#### Exercise:
The records are to be restated in their entirety, word for word.

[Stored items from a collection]

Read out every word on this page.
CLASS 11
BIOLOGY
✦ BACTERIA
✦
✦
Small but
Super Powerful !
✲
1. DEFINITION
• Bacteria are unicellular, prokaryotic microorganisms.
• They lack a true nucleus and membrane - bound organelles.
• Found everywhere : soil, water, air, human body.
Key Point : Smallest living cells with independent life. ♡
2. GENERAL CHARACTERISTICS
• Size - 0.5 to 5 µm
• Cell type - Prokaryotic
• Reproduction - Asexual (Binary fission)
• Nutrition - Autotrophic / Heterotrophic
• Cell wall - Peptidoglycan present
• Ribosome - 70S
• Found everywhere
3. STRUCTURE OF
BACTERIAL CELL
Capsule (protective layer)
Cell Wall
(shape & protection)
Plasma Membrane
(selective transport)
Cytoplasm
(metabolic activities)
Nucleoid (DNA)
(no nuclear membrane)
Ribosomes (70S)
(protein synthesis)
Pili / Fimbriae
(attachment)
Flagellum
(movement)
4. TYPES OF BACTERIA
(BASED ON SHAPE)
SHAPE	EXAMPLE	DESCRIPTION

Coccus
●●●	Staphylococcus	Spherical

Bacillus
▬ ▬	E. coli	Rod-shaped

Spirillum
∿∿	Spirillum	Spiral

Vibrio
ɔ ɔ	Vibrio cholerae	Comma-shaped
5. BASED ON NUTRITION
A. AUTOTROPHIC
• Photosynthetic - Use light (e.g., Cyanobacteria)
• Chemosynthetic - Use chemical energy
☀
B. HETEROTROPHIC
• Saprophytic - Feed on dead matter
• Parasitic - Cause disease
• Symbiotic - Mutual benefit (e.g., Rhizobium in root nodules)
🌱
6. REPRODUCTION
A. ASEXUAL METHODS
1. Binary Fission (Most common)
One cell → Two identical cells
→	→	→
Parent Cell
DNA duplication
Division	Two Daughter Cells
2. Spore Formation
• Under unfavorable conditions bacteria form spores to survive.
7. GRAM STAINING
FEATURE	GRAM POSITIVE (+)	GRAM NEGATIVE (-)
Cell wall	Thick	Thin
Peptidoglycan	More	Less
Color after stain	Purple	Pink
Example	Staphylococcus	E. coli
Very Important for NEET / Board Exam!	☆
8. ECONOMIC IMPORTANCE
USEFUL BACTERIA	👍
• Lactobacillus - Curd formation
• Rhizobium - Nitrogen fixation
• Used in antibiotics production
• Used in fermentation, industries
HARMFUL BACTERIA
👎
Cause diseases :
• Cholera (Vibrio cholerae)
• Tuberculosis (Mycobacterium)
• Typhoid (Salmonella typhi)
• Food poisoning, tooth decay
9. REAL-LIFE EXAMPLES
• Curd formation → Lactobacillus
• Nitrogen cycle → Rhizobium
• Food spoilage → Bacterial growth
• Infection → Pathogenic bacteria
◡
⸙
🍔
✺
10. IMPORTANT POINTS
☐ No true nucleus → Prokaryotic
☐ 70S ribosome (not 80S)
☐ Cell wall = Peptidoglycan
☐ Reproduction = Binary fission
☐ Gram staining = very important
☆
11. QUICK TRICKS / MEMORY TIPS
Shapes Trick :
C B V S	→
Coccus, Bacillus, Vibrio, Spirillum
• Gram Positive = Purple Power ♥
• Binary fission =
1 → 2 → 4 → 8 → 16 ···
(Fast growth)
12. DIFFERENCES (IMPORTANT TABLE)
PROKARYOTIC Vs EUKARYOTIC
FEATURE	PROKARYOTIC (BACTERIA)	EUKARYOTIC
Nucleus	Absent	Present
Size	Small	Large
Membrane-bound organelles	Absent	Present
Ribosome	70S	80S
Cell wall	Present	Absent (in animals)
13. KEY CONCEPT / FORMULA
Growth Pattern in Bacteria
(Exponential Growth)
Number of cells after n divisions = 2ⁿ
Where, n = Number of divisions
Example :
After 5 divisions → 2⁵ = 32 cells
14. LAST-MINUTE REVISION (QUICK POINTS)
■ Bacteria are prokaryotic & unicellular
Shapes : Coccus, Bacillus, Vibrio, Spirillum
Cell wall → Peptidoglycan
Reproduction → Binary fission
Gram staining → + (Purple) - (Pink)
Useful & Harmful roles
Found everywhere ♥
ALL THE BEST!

#### Response below:
Read out every word on this page.
CLASS 11
BIOLOGY
✦ BACTERIA
✦
✦
Small but
Super Powerful !
✲
1. DEFINITION
• Bacteria are unicellular, prokaryotic microorganisms.
• They lack a true nucleus and membrane - bound organelles.
• Found everywhere : soil, water, air, human body.
Key Point : Smallest living cells with independent life. ♡
2. GENERAL CHARACTERISTICS
• Size - 0.5 to 5 µm
• Cell type - Prokaryotic
• Reproduction - Asexual (Binary fission)
• Nutrition - Autotrophic / Heterotrophic
• Cell wall - Peptidoglycan present
• Ribosome - 70S
• Found everywhere
3. STRUCTURE OF
BACTERIAL CELL
Capsule (protective layer)
Cell Wall
(shape & protection)
Plasma Membrane
(selective transport)
Cytoplasm
(metabolic activities)
Nucleoid (DNA)
(no nuclear membrane)
Ribosomes (70S)
(protein synthesis)
Pili / Fimbriae
(attachment)
Flagellum
(movement)
4. TYPES OF BACTERIA
(BASED ON SHAPE)
SHAPE	EXAMPLE	DESCRIPTION

Coccus
●●●	Staphylococcus	Spherical

Bacillus
▬ ▬	E. coli	Rod-shaped

Spirillum
∿∿	Spirillum	Spiral

Vibrio
ɔ ɔ	Vibrio cholerae	Comma-shaped
5. BASED ON NUTRITION
A. AUTOTROPHIC
• Photosynthetic - Use light (e.g., Cyanobacteria)
• Chemosynthetic - Use chemical energy
☀
B. HETEROTROPHIC
• Saprophytic - Feed on dead matter
• Parasitic - Cause disease
• Symbiotic - Mutual benefit (e.g., Rhizobium in root nodules)
🌱
6. REPRODUCTION
A. ASEXUAL METHODS
1. Binary Fission (Most common)
One cell → Two identical cells
→	→	→
Parent Cell
DNA duplication
Division	Two Daughter Cells
2. Spore Formation
• Under unfavorable conditions bacteria form spores to survive.
7. GRAM STAINING
FEATURE	GRAM POSITIVE (+)	GRAM NEGATIVE (-)
Cell wall	Thick	Thin
Peptidoglycan	More	Less
Color after stain	Purple	Pink
Example	Staphylococcus	E. coli
Very Important for NEET / Board Exam!	☆
8. ECONOMIC IMPORTANCE
USEFUL BACTERIA	👍
• Lactobacillus - Curd formation
• Rhizobium - Nitrogen fixation
• Used in antibiotics production
• Used in fermentation, industries
HARMFUL BACTERIA
👎
Cause diseases :
• Cholera (Vibrio cholerae)
• Tuberculosis (Mycobacterium)
• Typhoid (Salmonella typhi)
• Food poisoning, tooth decay
9. REAL-LIFE EXAMPLES
• Curd formation → Lactobacillus
• Nitrogen cycle → Rhizobium
• Food spoilage → Bacterial growth
• Infection → Pathogenic bacteria
◡
⸙
🍔
✺
10. IMPORTANT POINTS
☐ No true nucleus → Prokaryotic
☐ 70S ribosome (not 80S)
☐ Cell wall = Peptidoglycan
☐ Reproduction = Binary fission
☐ Gram staining = very important
☆
11. QUICK TRICKS / MEMORY TIPS
Shapes Trick :
C B V S	→
Coccus, Bacillus, Vibrio, Spirillum
• Gram Positive = Purple Power ♥
• Binary fission =
1 → 2 → 4 → 8 → 16 ···
(Fast growth)
12. DIFFERENCES (IMPORTANT TABLE)
PROKARYOTIC Vs EUKARYOTIC
FEATURE	PROKARYOTIC (BACTERIA)	EUKARYOTIC
Nucleus	Absent	Present
Size	Small	Large
Membrane-bound organelles	Absent	Present
Ribosome	70S	80S
Cell wall	Present	Absent (in animals)
13. KEY CONCEPT / FORMULA
Growth Pattern in Bacteria
(Exponential Growth)
Number of cells after n divisions = 2ⁿ
Where, n = Number of divisions
Example :
After 5 divisions → 2⁵ = 32 cells
14. LAST-MINUTE REVISION (QUICK POINTS)
■ Bacteria are prokaryotic & unicellular
Shapes : Coccus, Bacillus, Vibrio, Spirillum
Cell wall → Peptidoglycan
Reproduction → Binary fission
Gram staining → + (Purple) - (Pink)
Useful & Harmful roles
Found everywhere ♥
ALL THE BEST!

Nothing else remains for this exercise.